>>>

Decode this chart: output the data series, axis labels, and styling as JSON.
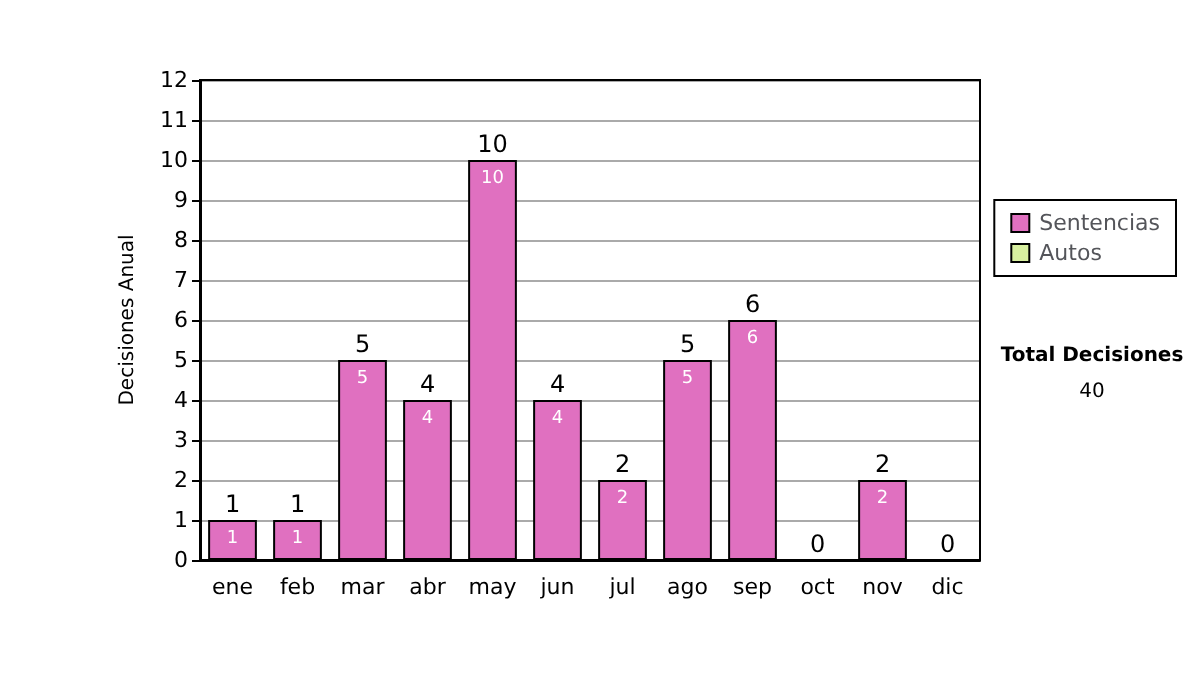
{
  "chart_data": {
    "type": "bar",
    "ylabel": "Decisiones Anual",
    "categories": [
      "ene",
      "feb",
      "mar",
      "abr",
      "may",
      "jun",
      "jul",
      "ago",
      "sep",
      "oct",
      "nov",
      "dic"
    ],
    "series": [
      {
        "name": "Sentencias",
        "color": "#e070c0",
        "values": [
          1,
          1,
          5,
          4,
          10,
          4,
          2,
          5,
          6,
          0,
          2,
          0
        ],
        "value_labels": [
          "1",
          "1",
          "5",
          "4",
          "10",
          "4",
          "2",
          "5",
          "6",
          null,
          "2",
          null
        ]
      },
      {
        "name": "Autos",
        "color": "#d8f0a0",
        "values": [
          0,
          0,
          0,
          0,
          0,
          0,
          0,
          0,
          0,
          0,
          0,
          0
        ]
      }
    ],
    "stacked": true,
    "totals": [
      "1",
      "1",
      "5",
      "4",
      "10",
      "4",
      "2",
      "5",
      "6",
      "0",
      "2",
      "0"
    ],
    "ylim": [
      0,
      12
    ],
    "yticks": [
      0,
      1,
      2,
      3,
      4,
      5,
      6,
      7,
      8,
      9,
      10,
      11,
      12
    ],
    "grid": "y",
    "legend": "right",
    "annotations": [
      "Total Decisiones",
      "40"
    ]
  }
}
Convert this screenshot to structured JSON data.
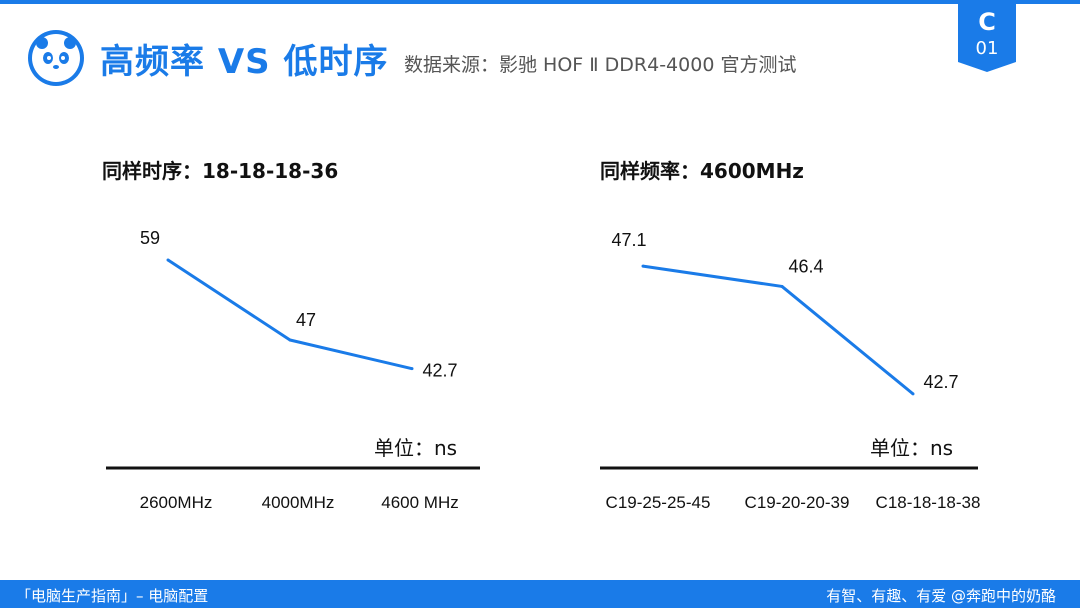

<<<

Exercise —
Show, from the material above, each line that includes the string "this".

Expected answer —
Decode this chart: output the data series, axis labels, and styling as JSON.
Convert this screenshot to structured JSON data.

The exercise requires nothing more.